Goal of the exercise :: Report how many lines contain the word "name"; answer with the number only.

Raw records
============

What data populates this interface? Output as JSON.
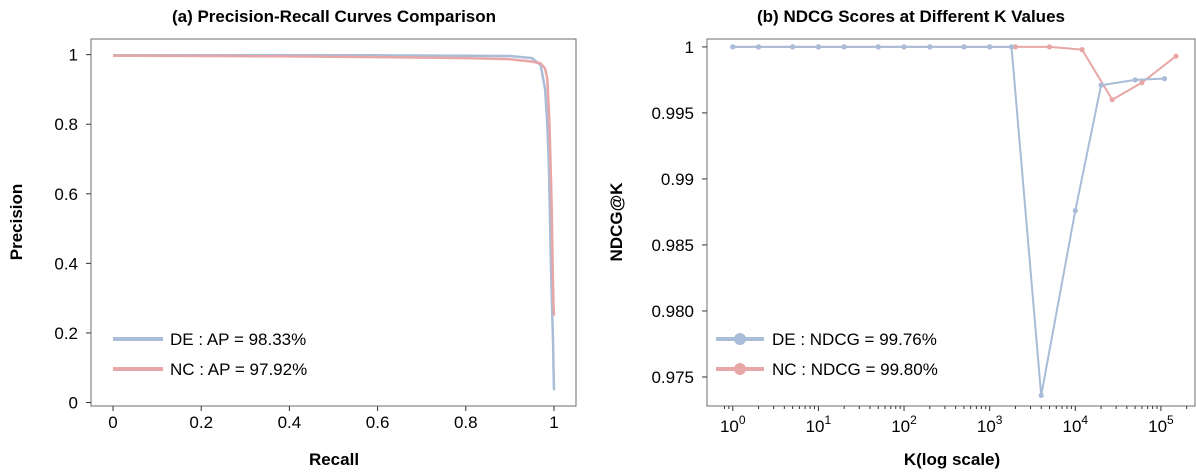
{
  "chart_data": [
    {
      "type": "line",
      "title": "(a) Precision-Recall Curves Comparison",
      "xlabel": "Recall",
      "ylabel": "Precision",
      "xlim": [
        -0.05,
        1.05
      ],
      "ylim": [
        -0.01,
        1.045
      ],
      "xticks": [
        0,
        0.2,
        0.4,
        0.6,
        0.8,
        1
      ],
      "xtick_labels": [
        "0",
        "0.2",
        "0.4",
        "0.6",
        "0.8",
        "1"
      ],
      "yticks": [
        0,
        0.2,
        0.4,
        0.6,
        0.8,
        1
      ],
      "ytick_labels": [
        "0",
        "0.2",
        "0.4",
        "0.6",
        "0.8",
        "1"
      ],
      "grid": false,
      "legend_position": "bottom-left",
      "series": [
        {
          "name": "DE : AP = 98.33%",
          "color": "#a9bcd8",
          "x": [
            0,
            0.2,
            0.4,
            0.6,
            0.8,
            0.9,
            0.95,
            0.97,
            0.98,
            0.985,
            0.988,
            0.99,
            0.993,
            0.995,
            0.997,
            0.998,
            0.999,
            1.0
          ],
          "y": [
            0.998,
            0.998,
            0.998,
            0.998,
            0.997,
            0.996,
            0.99,
            0.97,
            0.9,
            0.8,
            0.7,
            0.6,
            0.4,
            0.3,
            0.22,
            0.17,
            0.1,
            0.035
          ]
        },
        {
          "name": "NC : AP = 97.92%",
          "color": "#e8a7a7",
          "x": [
            0,
            0.2,
            0.4,
            0.6,
            0.8,
            0.9,
            0.95,
            0.97,
            0.98,
            0.985,
            0.99,
            0.993,
            0.995,
            0.997,
            0.998,
            0.999,
            1.0
          ],
          "y": [
            0.997,
            0.996,
            0.995,
            0.993,
            0.99,
            0.987,
            0.98,
            0.975,
            0.96,
            0.93,
            0.8,
            0.65,
            0.55,
            0.4,
            0.33,
            0.28,
            0.25
          ]
        }
      ]
    },
    {
      "type": "line",
      "title": "(b) NDCG Scores at Different K Values",
      "xlabel": "K(log scale)",
      "ylabel": "NDCG@K",
      "xscale": "log",
      "xlim": [
        0.5,
        250000
      ],
      "ylim": [
        0.9728,
        1.0006
      ],
      "xticks": [
        1,
        10,
        100,
        1000,
        10000,
        100000
      ],
      "xtick_labels": [
        {
          "base": "10",
          "exp": "0"
        },
        {
          "base": "10",
          "exp": "1"
        },
        {
          "base": "10",
          "exp": "2"
        },
        {
          "base": "10",
          "exp": "3"
        },
        {
          "base": "10",
          "exp": "4"
        },
        {
          "base": "10",
          "exp": "5"
        }
      ],
      "yticks": [
        0.975,
        0.98,
        0.985,
        0.99,
        0.995,
        1.0
      ],
      "ytick_labels": [
        "0.975",
        "0.980",
        "0.985",
        "0.99",
        "0.995",
        "1"
      ],
      "grid": false,
      "legend_position": "bottom-left",
      "series": [
        {
          "name": "NC : NDCG = 99.80%",
          "color": "#e8a7a7",
          "x": [
            1,
            2,
            5,
            10,
            20,
            50,
            100,
            200,
            500,
            1000,
            2000,
            5000,
            12000,
            27000,
            60000,
            150000
          ],
          "y": [
            1.0,
            1.0,
            1.0,
            1.0,
            1.0,
            1.0,
            1.0,
            1.0,
            1.0,
            1.0,
            1.0,
            1.0,
            0.9998,
            0.996,
            0.9973,
            0.9993
          ]
        },
        {
          "name": "DE : NDCG = 99.76%",
          "color": "#a9bcd8",
          "x": [
            1,
            2,
            5,
            10,
            20,
            50,
            100,
            200,
            500,
            1000,
            1800,
            4000,
            10000,
            20000,
            50000,
            110000
          ],
          "y": [
            1.0,
            1.0,
            1.0,
            1.0,
            1.0,
            1.0,
            1.0,
            1.0,
            1.0,
            1.0,
            1.0,
            0.9736,
            0.9876,
            0.9971,
            0.9975,
            0.9976
          ]
        }
      ]
    }
  ]
}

============

Solved exercise :: 4